[Start Provided passage]

The Good Life: Gourmet Satisfaction
When I first read the psalms, I was appalled by the fervent cries for wrath, the vivid descriptions of violence, and David’s vaunted self-righteousness (anyone remember Bathsheba?). In one uplifting lyric a psalmist blesses the person who would seize the babies of Babylon and “dash them against the rocks” (Psalm 137:9). David, authoring another gleeful paean, promises to his enemies that God will “snatch you up and pluck you from your tent; he will uproot you from the land of the living” (Psalm 52:5). Didn’t Jesus command his followers to turn the other cheek, after all? While these imprecations are alarming to contemporary sensibilities, I was missing a fundamental element of this musical book: a hunger and thirst for God’s righteousness.
The Lord created us to be satisfied on the feast of his goodness. We, however, have glutted ourselves in the fast food restaurants dotting the road to the prodigal’s far-off country. While the offerings may entertain our taste buds, the savor turns into subtle poison as the food reaches our stomachs. The heart created for divine communion will never truly flourish on a diet of false loves.
To still the hunger pangs quaking our bellies, we order anything promising satisfaction. Misguided affections—sex, alcohol, power, etc.—will not nourish the soul, however. These longings are good and right when done from a place of love for God because they are oriented in the right direction. They are like the spice and garnish on food, however; they add layers of flavor. They cannot, despite their grandiose promises, substitute for the meal.
Filled with God
Many have been misled with the notion that turning to God is like giving up a Big Mac in favor of a soggy McDonald’s side salad. The true difference, however, is much more qualitative. The empty idols to which we cling may indeed compare to McDonald’s hamburgers. Both are artificial, contribute to heart failure, and leave the eater feeling sick inside. The goodness of God, however, is like a gourmet burger from a top-rated, sit-down restaurant. The meal may take longer to prep, requiring patience, but the eating will bless the diner with genuine flavors, satisfying savor, and lasting nourishment. The life filled with God will be peppered with genuine joy, salted with great savor, and deeply fulfilled. To get this, however, we must chuck the Big Mac and forsake the golden arches.

[End Provided passage]
[Start Source material]

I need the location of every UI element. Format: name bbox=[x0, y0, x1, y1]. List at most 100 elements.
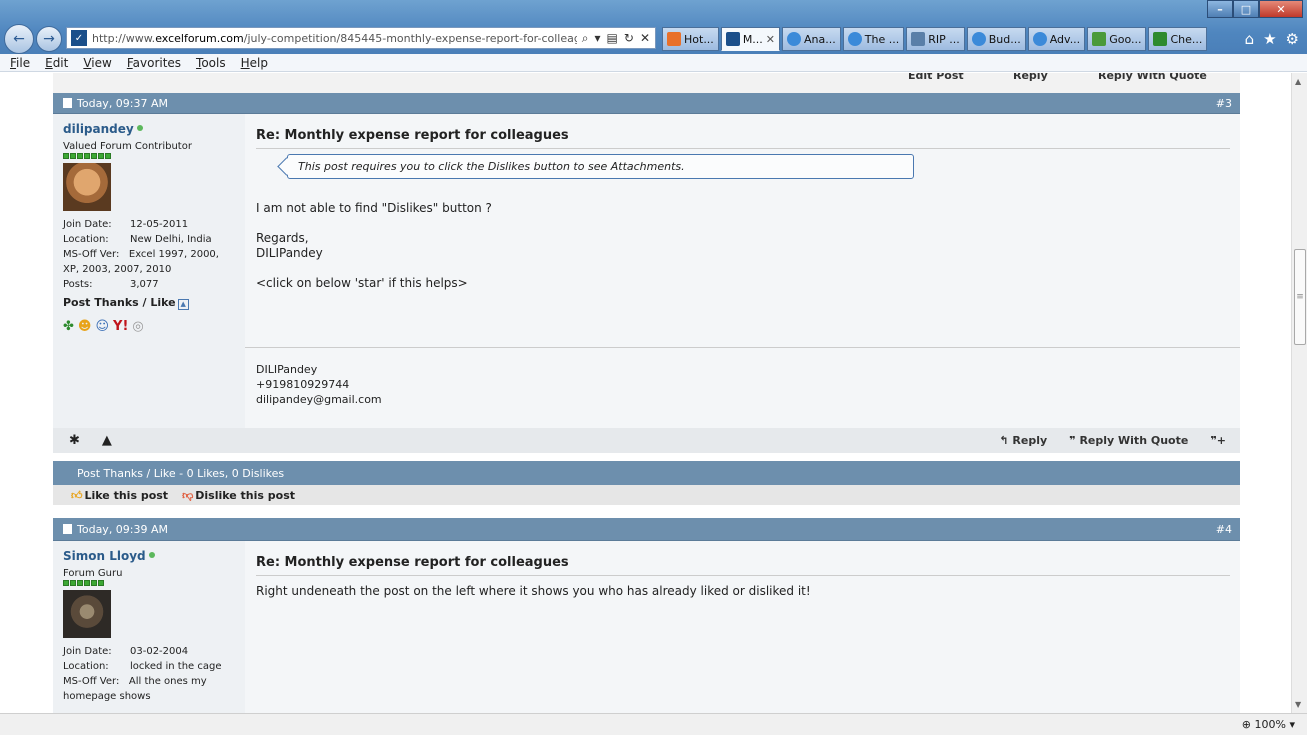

[End Source material]

Set exercise A:
Translate the following sentence from the essay on spiritual satisfaction into Spanish: "The Lord created us to be satisfied on the feast of his goodness."
Set exercise B:
In one to three sentences, explain why, according to the essay on spiritual satisfaction, longings such as sex, alcohol, and power are good and right when done from a place of love for God.

Task solution A:
El Señor nos creó para saciarnos en el banquete de su bondad.

Task solution B:
When done from a place of love for God, these longings are good and right because they are oriented in the right direction. In that role they act like spice and garnish on food, adding layers of flavor. They cannot, however, substitute for the meal itself.